Below is a block of records. Copy every line in it that contains the word "Прочитайте".

>> BEGIN

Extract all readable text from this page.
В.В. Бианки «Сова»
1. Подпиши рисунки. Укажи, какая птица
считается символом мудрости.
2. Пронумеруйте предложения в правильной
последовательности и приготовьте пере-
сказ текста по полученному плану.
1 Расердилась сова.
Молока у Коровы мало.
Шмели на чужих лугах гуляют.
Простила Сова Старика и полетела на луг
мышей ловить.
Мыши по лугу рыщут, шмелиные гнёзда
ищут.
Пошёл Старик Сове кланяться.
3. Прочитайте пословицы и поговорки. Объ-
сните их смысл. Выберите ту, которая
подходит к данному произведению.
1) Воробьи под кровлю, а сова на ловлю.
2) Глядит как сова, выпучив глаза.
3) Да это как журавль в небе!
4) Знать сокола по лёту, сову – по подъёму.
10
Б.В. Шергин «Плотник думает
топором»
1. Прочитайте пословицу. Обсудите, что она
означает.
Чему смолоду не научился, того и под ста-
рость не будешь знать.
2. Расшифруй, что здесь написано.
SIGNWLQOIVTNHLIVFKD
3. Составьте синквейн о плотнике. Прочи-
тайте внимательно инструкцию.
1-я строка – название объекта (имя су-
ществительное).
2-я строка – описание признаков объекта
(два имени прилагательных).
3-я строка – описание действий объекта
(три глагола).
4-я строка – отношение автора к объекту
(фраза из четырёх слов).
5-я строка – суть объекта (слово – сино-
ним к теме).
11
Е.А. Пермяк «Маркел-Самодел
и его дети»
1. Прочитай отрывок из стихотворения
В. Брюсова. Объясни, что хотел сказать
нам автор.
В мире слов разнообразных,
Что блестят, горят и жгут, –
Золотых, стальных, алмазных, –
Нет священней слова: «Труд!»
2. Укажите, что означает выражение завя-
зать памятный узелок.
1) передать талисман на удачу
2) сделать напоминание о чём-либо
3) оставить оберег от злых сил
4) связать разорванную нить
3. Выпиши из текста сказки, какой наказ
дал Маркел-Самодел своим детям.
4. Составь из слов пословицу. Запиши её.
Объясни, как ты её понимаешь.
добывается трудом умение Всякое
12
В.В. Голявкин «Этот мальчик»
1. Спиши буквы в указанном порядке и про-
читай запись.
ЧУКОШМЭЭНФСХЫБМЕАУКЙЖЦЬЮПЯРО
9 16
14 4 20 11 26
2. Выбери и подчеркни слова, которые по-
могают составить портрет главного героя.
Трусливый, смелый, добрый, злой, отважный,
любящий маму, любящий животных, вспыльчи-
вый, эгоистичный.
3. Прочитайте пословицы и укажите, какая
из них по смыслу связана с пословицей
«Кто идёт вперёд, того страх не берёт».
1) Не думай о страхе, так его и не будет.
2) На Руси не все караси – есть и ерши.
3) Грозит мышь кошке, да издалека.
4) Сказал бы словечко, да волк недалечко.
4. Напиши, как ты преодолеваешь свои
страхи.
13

>> END

OUTPUT FOR THIS EXERCISE >>
3. Прочитайте пословицы и поговорки. Объ-
1. Прочитайте пословицу. Обсудите, что она
3. Прочитайте пословицы и укажите, какая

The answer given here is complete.